• Exploración del material:
- A) Transcriba sin alteraciones el pasaje del texto en estudio que arranca en las palabras "Linda valoración de" y concluye tras "el dedo admonitor.".
- B) Traduzca al inglés la siguiente oración del texto en estudio: "Hasta que desagote sus sentinas de tanta agua negra, la iglesia católica debería llamarse a silencio y hacer duelo."

• Texto en estudio:
• • • • •

Silencio y duelo

Es lo que debería hacer la Iglesia Católica.

Sin ir más lejos
Por Cristian Nielsen

Personalmente, me importa muy poco lo que el papa –este o el que venga- diga sobre cualquier aspecto de la vida diaria de las personas. Para mí es una opinión más pero que no fija doctrina sobre nada.

Los parámetros de convivencia ya los hemos establecido en un contrato social llamado Constitución del cual derivan todas las normas que nos rigen como República. ¡Ah! dirán los católicos, pero la suya es una visión desde lo moral, desde lo ético. ¿Cómo? ¿Ético, moral…? ¿En la iglesia católica…?

A ver. Si estamos hablando de un conglom­erado que funciona como aguantadero de pederastas, violadores y abusadores de poder que calzan sotana, flor de referente moral. Si nos referimos a una corporación llena de sacerdotes progenitores vergon­zantes que deben esconder su condición por mandato canónico, qué ejemplo de ética.

La “santa” iglesia llama sacrílegos a esos hijos, horror que pone a la vida humana por debajo de símbolos “sagrados”, un cáliz, una cruz, una estola… Bonita defensa de la vida.

Mientras tanto el papa volvió en estos días a las andadas al decir que comprendía la “angustia” de una niña violada y embarazada, pero que eso no justifi­caba la contratación de un sicario.

O sea que al papa le importa un bledo que una junta médica dictamine que si la niña continúa con la gestación, su vida corre peligro, motejando de paso al cirujano de asesino a sueldo. En suma, que se muera dando a luz si es el caso.

Linda valoración de la vida. Un aplauso para el papa. Los países centrales han abandona­do hace rato este callejón medieval, dando a quienes se rigen por sus reglas la oportuni­dad de resolver conflictos de forma racional y no subordinados a un vasallaje místico.

Hasta que desagote sus sentinas de tanta agua negra, la iglesia católica debería llamarse a silencio y hacer duelo. Carece de autoridad para levantar el dedo admonitor.

• • • • •

• Ítems proporcionados:
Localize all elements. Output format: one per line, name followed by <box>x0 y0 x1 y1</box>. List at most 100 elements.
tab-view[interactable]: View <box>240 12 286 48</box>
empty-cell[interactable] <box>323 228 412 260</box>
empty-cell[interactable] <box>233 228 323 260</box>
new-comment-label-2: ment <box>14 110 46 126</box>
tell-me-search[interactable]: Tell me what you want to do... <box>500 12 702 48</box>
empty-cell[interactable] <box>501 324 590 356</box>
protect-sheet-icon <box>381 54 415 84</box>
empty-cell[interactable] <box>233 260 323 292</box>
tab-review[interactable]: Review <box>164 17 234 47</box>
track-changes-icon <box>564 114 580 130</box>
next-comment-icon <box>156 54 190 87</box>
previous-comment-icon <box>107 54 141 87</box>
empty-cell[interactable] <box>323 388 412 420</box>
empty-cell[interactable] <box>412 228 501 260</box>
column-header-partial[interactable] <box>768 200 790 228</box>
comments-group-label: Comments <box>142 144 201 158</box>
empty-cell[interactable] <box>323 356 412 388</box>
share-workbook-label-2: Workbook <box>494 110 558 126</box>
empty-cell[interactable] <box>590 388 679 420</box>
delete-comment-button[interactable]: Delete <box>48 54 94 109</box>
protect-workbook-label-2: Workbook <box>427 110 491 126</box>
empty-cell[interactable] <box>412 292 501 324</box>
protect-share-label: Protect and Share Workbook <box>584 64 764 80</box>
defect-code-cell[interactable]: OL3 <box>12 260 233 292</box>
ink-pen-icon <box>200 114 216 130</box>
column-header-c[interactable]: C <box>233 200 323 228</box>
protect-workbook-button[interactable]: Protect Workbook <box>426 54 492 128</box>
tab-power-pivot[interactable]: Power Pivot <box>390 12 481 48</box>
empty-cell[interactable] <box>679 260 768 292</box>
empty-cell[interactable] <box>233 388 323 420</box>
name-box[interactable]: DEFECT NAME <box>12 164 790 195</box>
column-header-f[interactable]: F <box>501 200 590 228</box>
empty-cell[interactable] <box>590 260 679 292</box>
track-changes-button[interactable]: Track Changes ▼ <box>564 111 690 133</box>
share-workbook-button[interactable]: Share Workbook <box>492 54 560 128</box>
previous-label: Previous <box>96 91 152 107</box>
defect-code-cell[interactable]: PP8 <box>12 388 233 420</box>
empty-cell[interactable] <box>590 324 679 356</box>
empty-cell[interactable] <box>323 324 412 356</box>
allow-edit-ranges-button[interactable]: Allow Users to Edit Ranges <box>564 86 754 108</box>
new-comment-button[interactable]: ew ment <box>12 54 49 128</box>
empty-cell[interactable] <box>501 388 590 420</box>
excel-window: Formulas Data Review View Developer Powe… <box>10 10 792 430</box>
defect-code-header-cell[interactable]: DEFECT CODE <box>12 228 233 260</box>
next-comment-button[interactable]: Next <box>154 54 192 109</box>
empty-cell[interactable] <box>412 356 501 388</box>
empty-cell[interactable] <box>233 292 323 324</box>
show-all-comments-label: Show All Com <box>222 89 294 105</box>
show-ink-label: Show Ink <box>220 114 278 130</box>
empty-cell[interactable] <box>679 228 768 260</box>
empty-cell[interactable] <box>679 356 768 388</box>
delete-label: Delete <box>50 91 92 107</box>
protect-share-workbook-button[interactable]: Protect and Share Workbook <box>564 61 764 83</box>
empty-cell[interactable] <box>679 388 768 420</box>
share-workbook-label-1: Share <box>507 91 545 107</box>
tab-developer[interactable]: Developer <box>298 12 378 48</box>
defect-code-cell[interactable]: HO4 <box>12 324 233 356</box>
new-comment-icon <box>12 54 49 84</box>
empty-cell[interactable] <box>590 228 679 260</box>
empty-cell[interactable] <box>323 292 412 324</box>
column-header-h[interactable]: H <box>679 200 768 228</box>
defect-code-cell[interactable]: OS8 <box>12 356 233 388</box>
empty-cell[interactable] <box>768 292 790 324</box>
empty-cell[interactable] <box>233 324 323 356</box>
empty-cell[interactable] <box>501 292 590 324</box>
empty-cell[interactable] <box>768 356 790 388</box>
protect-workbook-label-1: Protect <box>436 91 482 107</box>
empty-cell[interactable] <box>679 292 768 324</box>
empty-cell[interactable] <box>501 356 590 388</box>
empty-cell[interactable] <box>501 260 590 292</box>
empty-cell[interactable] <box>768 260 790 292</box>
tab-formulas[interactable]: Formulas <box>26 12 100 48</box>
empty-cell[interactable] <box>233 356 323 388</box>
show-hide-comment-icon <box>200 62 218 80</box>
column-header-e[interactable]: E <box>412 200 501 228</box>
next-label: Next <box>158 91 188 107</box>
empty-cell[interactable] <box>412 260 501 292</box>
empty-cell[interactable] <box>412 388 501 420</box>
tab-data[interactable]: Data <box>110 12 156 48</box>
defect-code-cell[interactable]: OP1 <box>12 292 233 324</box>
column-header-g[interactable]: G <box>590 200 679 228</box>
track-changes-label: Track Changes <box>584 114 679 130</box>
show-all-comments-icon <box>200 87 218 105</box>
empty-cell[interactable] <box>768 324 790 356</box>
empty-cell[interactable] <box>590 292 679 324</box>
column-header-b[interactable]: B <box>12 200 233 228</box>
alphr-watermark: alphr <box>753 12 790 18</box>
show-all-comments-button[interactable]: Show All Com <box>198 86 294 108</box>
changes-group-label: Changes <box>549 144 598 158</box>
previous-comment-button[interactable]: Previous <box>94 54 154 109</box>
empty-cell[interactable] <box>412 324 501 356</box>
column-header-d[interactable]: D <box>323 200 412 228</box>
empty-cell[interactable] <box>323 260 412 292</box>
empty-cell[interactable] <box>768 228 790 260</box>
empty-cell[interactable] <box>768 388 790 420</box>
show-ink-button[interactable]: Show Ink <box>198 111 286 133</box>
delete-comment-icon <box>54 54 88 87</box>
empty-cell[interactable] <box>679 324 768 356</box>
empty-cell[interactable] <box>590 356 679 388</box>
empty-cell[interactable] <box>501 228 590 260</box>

• • • • •

• Respuestas por consigna:
- A)
Linda valoración de la vida. Un aplauso para el papa. Los países centrales han abandona­do hace rato este callejón medieval, dando a quienes se rigen por sus reglas la oportuni­dad de resolver conflictos de forma racional y no subordinados a un vasallaje místico.

Hasta que desagote sus sentinas de tanta agua negra, la iglesia católica debería llamarse a silencio y hacer duelo. Carece de autoridad para levantar el dedo admonitor.

- B) Until it drains its bilges of so much black water, the Catholic Church should fall silent and mourn.